■ **Extracted material**
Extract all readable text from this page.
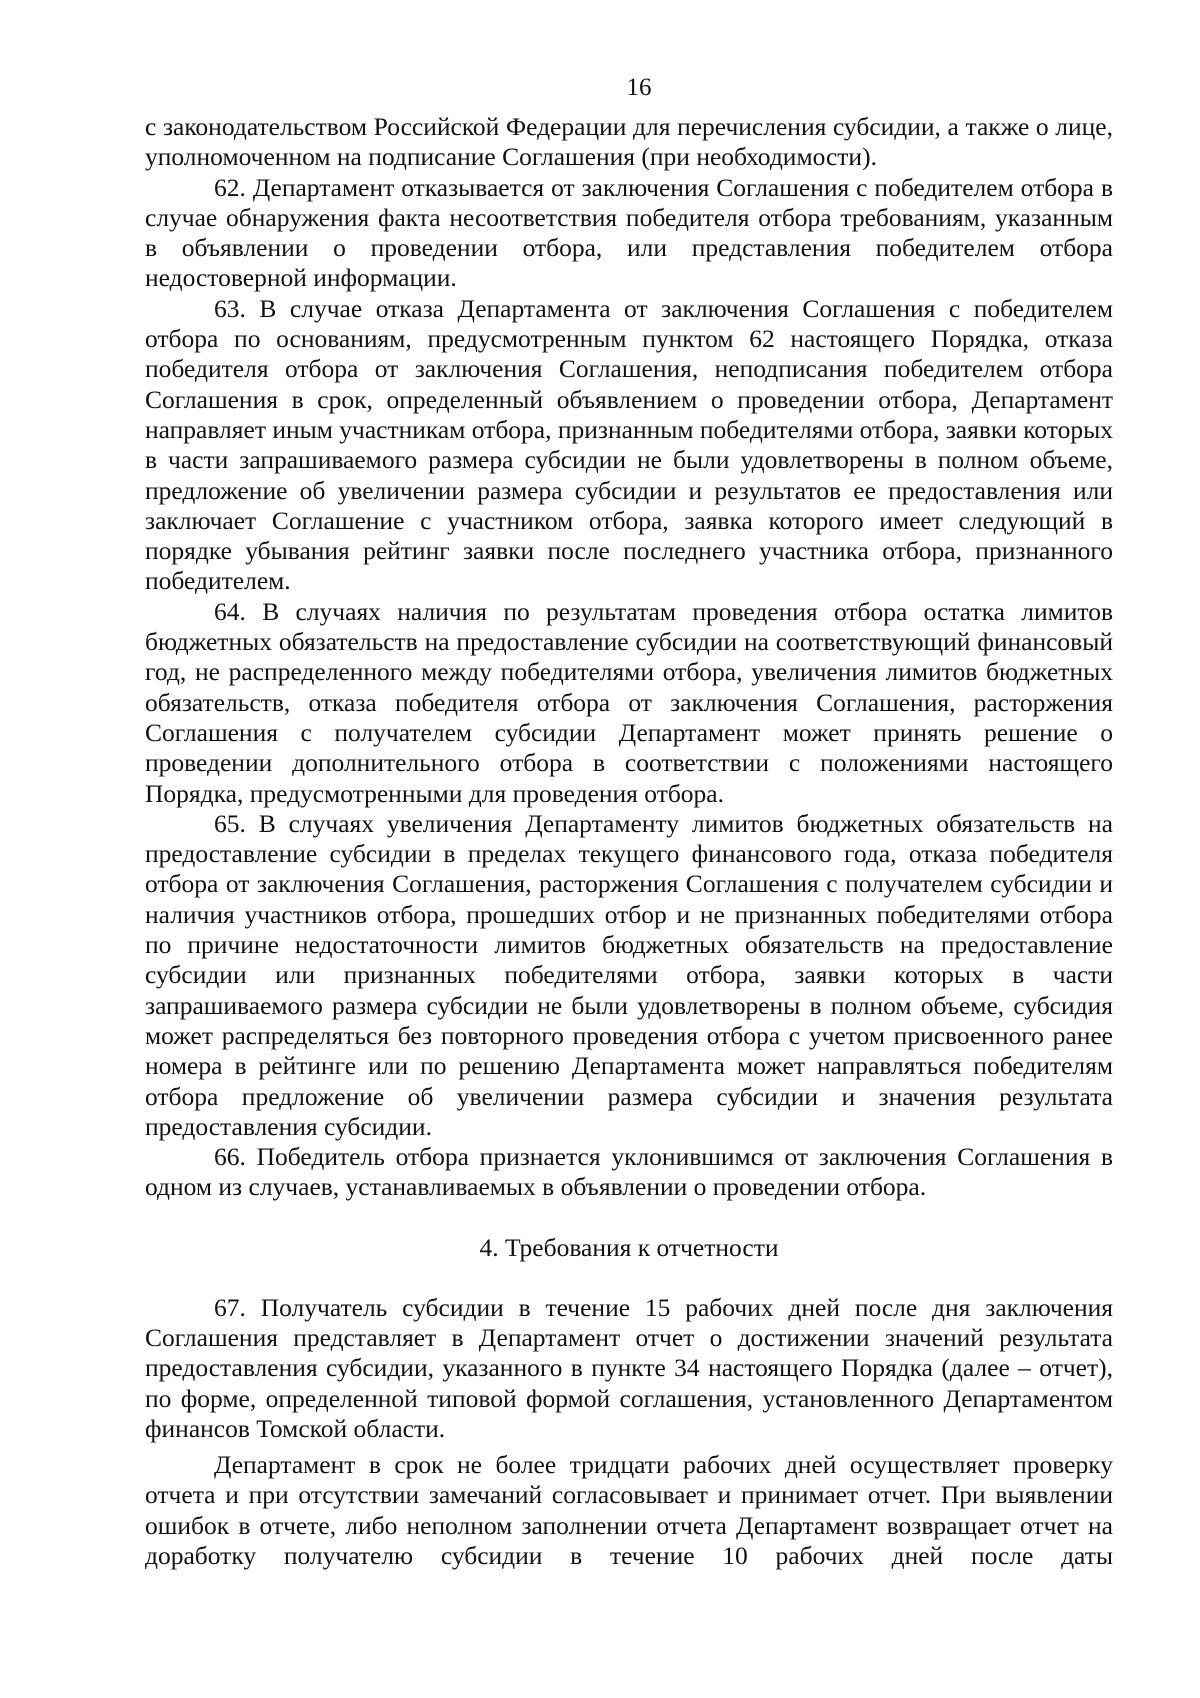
16

с законодательством Российской Федерации для перечисления субсидии, а также о лице, уполномоченном на подписание Соглашения (при необходимости).

62. Департамент отказывается от заключения Соглашения с победителем отбора в случае обнаружения факта несоответствия победителя отбора требованиям, указанным в объявлении о проведении отбора, или представления победителем отбора недостоверной информации.

63. В случае отказа Департамента от заключения Соглашения с победителем отбора по основаниям, предусмотренным пунктом 62 настоящего Порядка, отказа победителя отбора от заключения Соглашения, неподписания победителем отбора Соглашения в срок, определенный объявлением о проведении отбора, Департамент направляет иным участникам отбора, признанным победителями отбора, заявки которых в части запрашиваемого размера субсидии не были удовлетворены в полном объеме, предложение об увеличении размера субсидии и результатов ее предоставления или заключает Соглашение с участником отбора, заявка которого имеет следующий в порядке убывания рейтинг заявки после последнего участника отбора, признанного победителем.

64. В случаях наличия по результатам проведения отбора остатка лимитов бюджетных обязательств на предоставление субсидии на соответствующий финансовый год, не распределенного между победителями отбора, увеличения лимитов бюджетных обязательств, отказа победителя отбора от заключения Соглашения, расторжения Соглашения с получателем субсидии Департамент может принять решение о проведении дополнительного отбора в соответствии с положениями настоящего Порядка, предусмотренными для проведения отбора.

65. В случаях увеличения Департаменту лимитов бюджетных обязательств на предоставление субсидии в пределах текущего финансового года, отказа победителя отбора от заключения Соглашения, расторжения Соглашения с получателем субсидии и наличия участников отбора, прошедших отбор и не признанных победителями отбора по причине недостаточности лимитов бюджетных обязательств на предоставление субсидии или признанных победителями отбора, заявки которых в части запрашиваемого размера субсидии не были удовлетворены в полном объеме, субсидия может распределяться без повторного проведения отбора с учетом присвоенного ранее номера в рейтинге или по решению Департамента может направляться победителям отбора предложение об увеличении размера субсидии и значения результата предоставления субсидии.

66. Победитель отбора признается уклонившимся от заключения Соглашения в одном из случаев, устанавливаемых в объявлении о проведении отбора.

4. Требования к отчетности

67. Получатель субсидии в течение 15 рабочих дней после дня заключения Соглашения представляет в Департамент отчет о достижении значений результата предоставления субсидии, указанного в пункте 34 настоящего Порядка (далее – отчет), по форме, определенной типовой формой соглашения, установленного Департаментом финансов Томской области.

Департамент в срок не более тридцати рабочих дней осуществляет проверку отчета и при отсутствии замечаний согласовывает и принимает отчет. При выявлении ошибок в отчете, либо неполном заполнении отчета Департамент возвращает отчет на доработку получателю субсидии в течение 10 рабочих дней после даты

■ **Objective**
Pictures are not part of the copy; reproduce everything else in the records exactly.

■ **Response to the exercise**
Extract all readable text from this page.
16

с законодательством Российской Федерации для перечисления субсидии, а также о лице, уполномоченном на подписание Соглашения (при необходимости).

62. Департамент отказывается от заключения Соглашения с победителем отбора в случае обнаружения факта несоответствия победителя отбора требованиям, указанным в объявлении о проведении отбора, или представления победителем отбора недостоверной информации.

63. В случае отказа Департамента от заключения Соглашения с победителем отбора по основаниям, предусмотренным пунктом 62 настоящего Порядка, отказа победителя отбора от заключения Соглашения, неподписания победителем отбора Соглашения в срок, определенный объявлением о проведении отбора, Департамент направляет иным участникам отбора, признанным победителями отбора, заявки которых в части запрашиваемого размера субсидии не были удовлетворены в полном объеме, предложение об увеличении размера субсидии и результатов ее предоставления или заключает Соглашение с участником отбора, заявка которого имеет следующий в порядке убывания рейтинг заявки после последнего участника отбора, признанного победителем.

64. В случаях наличия по результатам проведения отбора остатка лимитов бюджетных обязательств на предоставление субсидии на соответствующий финансовый год, не распределенного между победителями отбора, увеличения лимитов бюджетных обязательств, отказа победителя отбора от заключения Соглашения, расторжения Соглашения с получателем субсидии Департамент может принять решение о проведении дополнительного отбора в соответствии с положениями настоящего Порядка, предусмотренными для проведения отбора.

65. В случаях увеличения Департаменту лимитов бюджетных обязательств на предоставление субсидии в пределах текущего финансового года, отказа победителя отбора от заключения Соглашения, расторжения Соглашения с получателем субсидии и наличия участников отбора, прошедших отбор и не признанных победителями отбора по причине недостаточности лимитов бюджетных обязательств на предоставление субсидии или признанных победителями отбора, заявки которых в части запрашиваемого размера субсидии не были удовлетворены в полном объеме, субсидия может распределяться без повторного проведения отбора с учетом присвоенного ранее номера в рейтинге или по решению Департамента может направляться победителям отбора предложение об увеличении размера субсидии и значения результата предоставления субсидии.

66. Победитель отбора признается уклонившимся от заключения Соглашения в одном из случаев, устанавливаемых в объявлении о проведении отбора.

4. Требования к отчетности

67. Получатель субсидии в течение 15 рабочих дней после дня заключения Соглашения представляет в Департамент отчет о достижении значений результата предоставления субсидии, указанного в пункте 34 настоящего Порядка (далее – отчет), по форме, определенной типовой формой соглашения, установленного Департаментом финансов Томской области.

Департамент в срок не более тридцати рабочих дней осуществляет проверку отчета и при отсутствии замечаний согласовывает и принимает отчет. При выявлении ошибок в отчете, либо неполном заполнении отчета Департамент возвращает отчет на доработку получателю субсидии в течение 10 рабочих дней после даты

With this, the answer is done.